Begin Information supplied

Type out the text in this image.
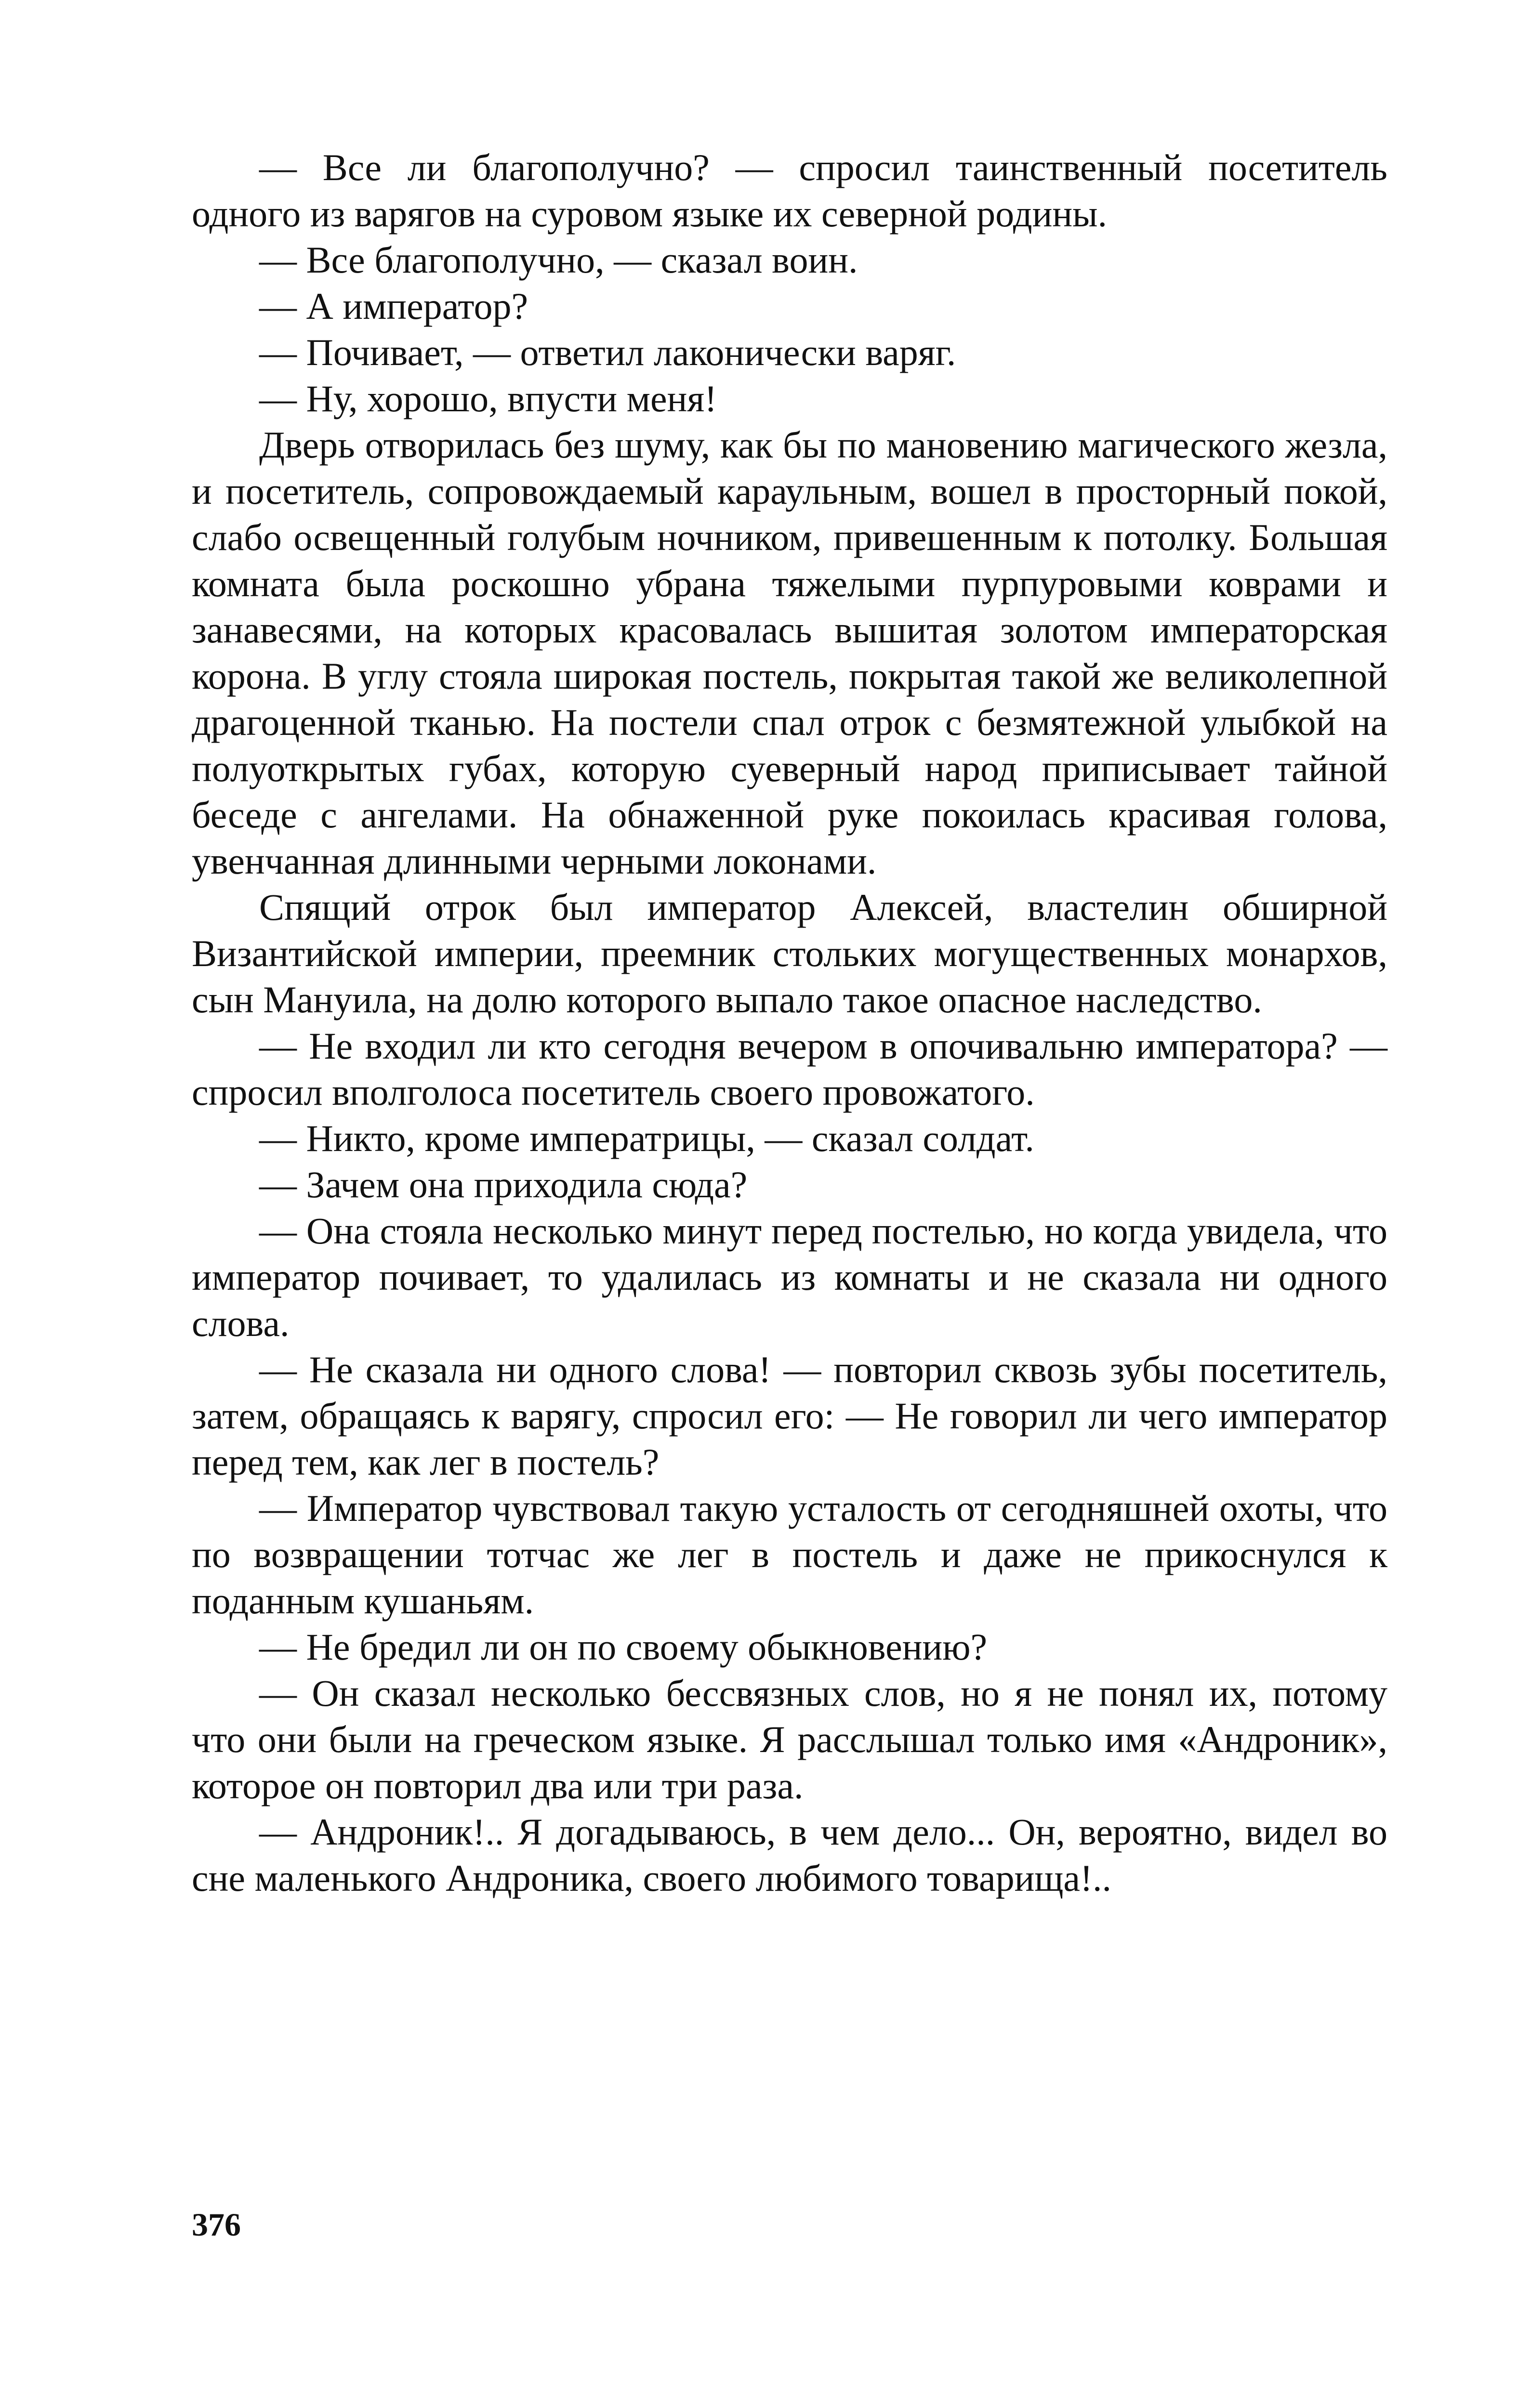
— Все ли благополучно? — спросил таинственный посетитель одного из варягов на суровом языке их северной родины.

— Все благополучно, — сказал воин.

— А император?

— Почивает, — ответил лаконически варяг.

— Ну, хорошо, впусти меня!

Дверь отворилась без шуму, как бы по мановению магического жезла, и посетитель, сопровождаемый караульным, вошел в просторный покой, слабо освещенный голубым ночником, привешенным к потолку. Большая комната была роскошно убрана тяжелыми пурпуровыми коврами и занавесями, на которых красовалась вышитая золотом императорская корона. В углу стояла широкая постель, покрытая такой же великолепной драгоценной тканью. На постели спал отрок с безмятежной улыбкой на полуоткрытых губах, которую суеверный народ приписывает тайной беседе с ангелами. На обнаженной руке покоилась красивая голова, увенчанная длинными черными локонами.

Спящий отрок был император Алексей, властелин обширной Византийской империи, преемник стольких могущественных монархов, сын Мануила, на долю которого выпало такое опасное наследство.

— Не входил ли кто сегодня вечером в опочивальню императора? — спросил вполголоса посетитель своего провожатого.

— Никто, кроме императрицы, — сказал солдат.

— Зачем она приходила сюда?

— Она стояла несколько минут перед постелью, но когда увидела, что император почивает, то удалилась из комнаты и не сказала ни одного слова.

— Не сказала ни одного слова! — повторил сквозь зубы посетитель, затем, обращаясь к варягу, спросил его: — Не говорил ли чего император перед тем, как лег в постель?

— Император чувствовал такую усталость от сегодняшней охоты, что по возвращении тотчас же лег в постель и даже не прикоснулся к поданным кушаньям.

— Не бредил ли он по своему обыкновению?

— Он сказал несколько бессвязных слов, но я не понял их, потому что они были на греческом языке. Я расслышал только имя «Андроник», которое он повторил два или три раза.

— Андроник!.. Я догадываюсь, в чем дело... Он, вероятно, видел во сне маленького Андроника, своего любимого товарища!..

376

End Information supplied

### Short task:
Pull out each line holding the string "слова".

### Exercise response:
— Она стояла несколько минут перед постелью, но когда увидела, что император почивает, то удалилась из комнаты и не сказала ни одного слова.
— Не сказала ни одного слова! — повторил сквозь зубы посетитель, затем, обращаясь к варягу, спросил его: — Не говорил ли чего император перед тем, как лег в постель?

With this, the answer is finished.